**INSTRUCTION**
Extract every line that includes the string "text".
(begin)
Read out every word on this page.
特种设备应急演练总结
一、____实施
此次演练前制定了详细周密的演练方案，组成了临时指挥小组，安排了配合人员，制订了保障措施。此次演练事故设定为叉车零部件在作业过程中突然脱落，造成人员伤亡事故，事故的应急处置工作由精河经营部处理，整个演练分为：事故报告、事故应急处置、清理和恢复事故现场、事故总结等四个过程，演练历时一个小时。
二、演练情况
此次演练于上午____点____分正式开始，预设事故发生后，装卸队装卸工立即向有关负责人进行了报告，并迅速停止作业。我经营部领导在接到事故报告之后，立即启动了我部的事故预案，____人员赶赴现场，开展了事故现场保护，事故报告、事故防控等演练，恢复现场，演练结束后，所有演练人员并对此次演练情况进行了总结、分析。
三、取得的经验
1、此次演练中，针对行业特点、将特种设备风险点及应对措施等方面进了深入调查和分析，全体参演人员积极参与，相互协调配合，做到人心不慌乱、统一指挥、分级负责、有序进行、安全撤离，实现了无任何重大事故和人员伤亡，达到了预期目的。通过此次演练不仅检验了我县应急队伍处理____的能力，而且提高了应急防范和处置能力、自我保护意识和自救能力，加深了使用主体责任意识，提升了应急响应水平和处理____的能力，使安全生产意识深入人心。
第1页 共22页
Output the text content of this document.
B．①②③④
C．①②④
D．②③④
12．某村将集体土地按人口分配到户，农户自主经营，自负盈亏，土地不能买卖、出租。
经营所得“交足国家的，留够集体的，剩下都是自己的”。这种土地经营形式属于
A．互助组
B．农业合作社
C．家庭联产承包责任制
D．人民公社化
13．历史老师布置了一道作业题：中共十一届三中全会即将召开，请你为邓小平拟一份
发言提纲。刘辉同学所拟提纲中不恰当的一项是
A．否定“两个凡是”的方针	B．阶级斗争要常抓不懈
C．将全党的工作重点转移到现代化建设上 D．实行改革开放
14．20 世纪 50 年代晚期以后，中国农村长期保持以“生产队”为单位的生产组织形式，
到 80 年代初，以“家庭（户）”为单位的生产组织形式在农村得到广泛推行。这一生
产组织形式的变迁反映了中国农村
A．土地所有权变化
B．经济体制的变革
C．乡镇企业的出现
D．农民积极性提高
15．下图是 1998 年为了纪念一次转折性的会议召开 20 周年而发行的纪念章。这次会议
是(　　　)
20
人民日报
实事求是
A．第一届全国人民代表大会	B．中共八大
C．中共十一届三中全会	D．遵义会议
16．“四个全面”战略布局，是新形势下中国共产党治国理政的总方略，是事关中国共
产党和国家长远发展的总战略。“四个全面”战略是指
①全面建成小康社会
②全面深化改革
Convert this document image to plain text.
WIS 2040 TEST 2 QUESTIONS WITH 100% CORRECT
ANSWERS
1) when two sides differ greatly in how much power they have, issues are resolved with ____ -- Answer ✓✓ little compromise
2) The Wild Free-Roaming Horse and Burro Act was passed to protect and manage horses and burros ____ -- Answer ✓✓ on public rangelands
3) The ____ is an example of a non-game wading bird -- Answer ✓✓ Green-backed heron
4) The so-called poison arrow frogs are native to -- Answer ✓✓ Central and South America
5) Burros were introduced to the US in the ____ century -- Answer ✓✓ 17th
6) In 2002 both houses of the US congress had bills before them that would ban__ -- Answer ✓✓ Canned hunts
(end)
**EXERCISE OUTPUT**
Output the text content of this document.
Convert this document image to plain text.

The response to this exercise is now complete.